• _Do this_: Review the lines that follow and copy each one that contains the word "содержится".

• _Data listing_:
______________________________

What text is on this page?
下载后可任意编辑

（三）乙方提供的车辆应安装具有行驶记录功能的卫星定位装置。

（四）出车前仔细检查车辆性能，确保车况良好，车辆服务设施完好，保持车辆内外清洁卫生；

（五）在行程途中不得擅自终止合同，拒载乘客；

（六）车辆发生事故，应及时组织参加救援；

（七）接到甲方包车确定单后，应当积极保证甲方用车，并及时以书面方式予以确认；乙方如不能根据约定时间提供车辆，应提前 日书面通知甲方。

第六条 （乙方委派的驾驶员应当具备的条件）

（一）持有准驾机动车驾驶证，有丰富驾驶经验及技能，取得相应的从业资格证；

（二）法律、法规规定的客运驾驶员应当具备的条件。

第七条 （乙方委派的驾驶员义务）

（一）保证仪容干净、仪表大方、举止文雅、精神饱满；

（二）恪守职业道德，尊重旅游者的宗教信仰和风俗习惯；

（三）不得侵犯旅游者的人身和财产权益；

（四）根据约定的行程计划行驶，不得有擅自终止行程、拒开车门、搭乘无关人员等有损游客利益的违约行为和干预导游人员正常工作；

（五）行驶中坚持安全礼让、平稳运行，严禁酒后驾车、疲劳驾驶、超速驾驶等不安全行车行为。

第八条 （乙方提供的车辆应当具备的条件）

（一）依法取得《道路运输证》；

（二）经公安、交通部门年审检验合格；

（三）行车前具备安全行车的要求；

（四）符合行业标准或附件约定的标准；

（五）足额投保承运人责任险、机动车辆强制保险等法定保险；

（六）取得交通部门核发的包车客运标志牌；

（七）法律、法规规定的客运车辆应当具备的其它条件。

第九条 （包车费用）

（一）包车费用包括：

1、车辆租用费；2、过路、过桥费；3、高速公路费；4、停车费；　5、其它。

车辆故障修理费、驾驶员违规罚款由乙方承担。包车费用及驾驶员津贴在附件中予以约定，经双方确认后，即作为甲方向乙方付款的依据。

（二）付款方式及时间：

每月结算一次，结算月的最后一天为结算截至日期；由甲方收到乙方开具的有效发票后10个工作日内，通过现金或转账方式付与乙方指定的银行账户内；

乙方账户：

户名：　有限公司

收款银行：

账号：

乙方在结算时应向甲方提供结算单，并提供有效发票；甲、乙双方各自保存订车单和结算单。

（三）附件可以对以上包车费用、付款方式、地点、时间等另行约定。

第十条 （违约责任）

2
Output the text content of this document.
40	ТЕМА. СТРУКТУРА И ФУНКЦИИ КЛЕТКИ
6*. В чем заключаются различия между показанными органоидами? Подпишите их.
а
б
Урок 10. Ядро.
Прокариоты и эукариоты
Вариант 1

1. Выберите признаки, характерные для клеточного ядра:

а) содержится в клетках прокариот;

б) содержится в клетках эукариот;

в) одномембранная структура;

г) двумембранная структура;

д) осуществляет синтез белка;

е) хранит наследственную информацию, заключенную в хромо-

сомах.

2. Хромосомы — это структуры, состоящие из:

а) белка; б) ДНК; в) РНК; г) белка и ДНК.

______________________________

• _Correct output_:
а) содержится в клетках прокариот;
б) содержится в клетках эукариот;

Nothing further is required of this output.